In the book review passage, why does the writer pause to comment as a medievalist, and what is that comment?

| DOCUMENT SECTION |

· · ·

I just want pause very briefly here to put on my medievalist hat, as people reading this review have probably read some of the rest of this blog, and say that none of the effigies in the Temple Church are crusaders, but you can see where the sentiment was coming from. Les Luscomb met Vera at the Temple Church the following day. He brought his friend Thomas White, Thomas and Vera were engaged three weeks later and married for 37 years. Thomas went on to be a prominent member of parliament and Australian High Commissioner to London- where he was knighted- and it was in her role as his wife that Vera’s path and the book’s narrative continues.

· · ·

| DATA |
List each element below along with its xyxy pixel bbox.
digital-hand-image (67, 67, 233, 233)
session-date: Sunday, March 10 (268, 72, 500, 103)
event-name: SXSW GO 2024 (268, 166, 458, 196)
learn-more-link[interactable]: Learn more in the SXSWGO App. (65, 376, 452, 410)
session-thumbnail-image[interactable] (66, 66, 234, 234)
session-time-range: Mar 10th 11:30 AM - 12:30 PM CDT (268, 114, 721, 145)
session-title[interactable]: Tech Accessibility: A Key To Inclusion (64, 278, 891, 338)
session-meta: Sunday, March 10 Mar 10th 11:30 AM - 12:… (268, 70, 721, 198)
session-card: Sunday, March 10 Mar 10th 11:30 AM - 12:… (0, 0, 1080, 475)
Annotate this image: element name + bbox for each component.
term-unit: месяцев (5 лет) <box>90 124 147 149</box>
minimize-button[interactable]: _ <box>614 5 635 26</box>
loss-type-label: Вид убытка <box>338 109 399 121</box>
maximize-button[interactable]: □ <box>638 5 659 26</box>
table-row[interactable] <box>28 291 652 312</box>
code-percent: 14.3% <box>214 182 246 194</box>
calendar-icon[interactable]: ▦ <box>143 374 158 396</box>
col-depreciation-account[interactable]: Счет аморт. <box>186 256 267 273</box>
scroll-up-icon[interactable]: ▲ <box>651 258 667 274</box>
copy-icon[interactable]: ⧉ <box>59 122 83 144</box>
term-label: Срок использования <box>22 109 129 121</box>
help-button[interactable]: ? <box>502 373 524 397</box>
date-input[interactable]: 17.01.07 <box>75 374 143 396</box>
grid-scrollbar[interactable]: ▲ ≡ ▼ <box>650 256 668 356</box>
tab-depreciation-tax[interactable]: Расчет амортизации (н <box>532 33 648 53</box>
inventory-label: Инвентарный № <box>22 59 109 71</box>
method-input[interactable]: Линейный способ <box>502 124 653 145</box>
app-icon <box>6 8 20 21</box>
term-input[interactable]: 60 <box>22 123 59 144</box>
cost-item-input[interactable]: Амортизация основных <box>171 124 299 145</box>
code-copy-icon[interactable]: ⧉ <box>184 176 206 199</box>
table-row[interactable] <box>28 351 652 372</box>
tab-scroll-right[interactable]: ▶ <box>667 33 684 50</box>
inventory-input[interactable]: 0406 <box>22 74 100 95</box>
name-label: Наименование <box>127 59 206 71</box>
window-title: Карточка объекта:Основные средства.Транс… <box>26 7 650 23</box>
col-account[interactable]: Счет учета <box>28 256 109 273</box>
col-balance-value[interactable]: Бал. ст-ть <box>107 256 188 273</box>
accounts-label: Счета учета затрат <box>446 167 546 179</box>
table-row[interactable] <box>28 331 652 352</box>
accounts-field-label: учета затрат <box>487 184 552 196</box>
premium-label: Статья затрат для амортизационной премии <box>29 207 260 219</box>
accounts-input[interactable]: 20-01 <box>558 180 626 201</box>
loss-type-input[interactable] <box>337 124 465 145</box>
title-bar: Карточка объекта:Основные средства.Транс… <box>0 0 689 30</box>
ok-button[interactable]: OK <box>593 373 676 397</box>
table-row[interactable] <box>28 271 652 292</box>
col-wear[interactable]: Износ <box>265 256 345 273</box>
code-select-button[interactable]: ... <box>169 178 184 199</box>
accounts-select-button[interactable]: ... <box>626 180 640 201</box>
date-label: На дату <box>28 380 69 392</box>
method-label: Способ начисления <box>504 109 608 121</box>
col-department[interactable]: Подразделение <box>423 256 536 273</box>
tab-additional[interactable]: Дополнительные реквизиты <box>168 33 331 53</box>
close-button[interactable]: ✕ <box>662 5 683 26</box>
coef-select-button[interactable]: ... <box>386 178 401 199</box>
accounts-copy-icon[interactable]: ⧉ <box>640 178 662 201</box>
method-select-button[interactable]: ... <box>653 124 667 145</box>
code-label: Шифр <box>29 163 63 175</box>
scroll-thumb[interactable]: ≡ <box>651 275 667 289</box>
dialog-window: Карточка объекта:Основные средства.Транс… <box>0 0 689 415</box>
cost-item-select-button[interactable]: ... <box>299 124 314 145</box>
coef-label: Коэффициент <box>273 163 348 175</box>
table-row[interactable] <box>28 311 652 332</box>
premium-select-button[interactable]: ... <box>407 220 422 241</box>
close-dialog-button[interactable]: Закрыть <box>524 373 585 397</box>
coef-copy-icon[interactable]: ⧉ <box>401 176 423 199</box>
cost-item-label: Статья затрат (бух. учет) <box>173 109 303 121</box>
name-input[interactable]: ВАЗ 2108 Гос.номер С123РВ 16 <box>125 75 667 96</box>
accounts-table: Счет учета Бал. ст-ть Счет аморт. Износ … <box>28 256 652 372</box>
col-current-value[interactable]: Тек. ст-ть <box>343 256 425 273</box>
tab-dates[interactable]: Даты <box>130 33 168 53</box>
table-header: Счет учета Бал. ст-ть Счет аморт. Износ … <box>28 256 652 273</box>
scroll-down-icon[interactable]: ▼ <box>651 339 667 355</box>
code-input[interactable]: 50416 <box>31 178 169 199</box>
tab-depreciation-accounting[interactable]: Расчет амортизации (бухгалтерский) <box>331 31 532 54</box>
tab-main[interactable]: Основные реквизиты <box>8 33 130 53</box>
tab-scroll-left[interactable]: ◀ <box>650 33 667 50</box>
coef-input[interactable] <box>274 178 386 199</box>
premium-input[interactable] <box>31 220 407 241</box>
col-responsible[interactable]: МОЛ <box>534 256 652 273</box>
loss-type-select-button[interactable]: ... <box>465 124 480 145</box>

· · ·

| TASK ANSWER |
The writer pauses because people reading the review have probably read some of the rest of the blog. The comment is that none of the effigies in the Temple Church are crusaders, though the writer adds that you can see where the sentiment came from.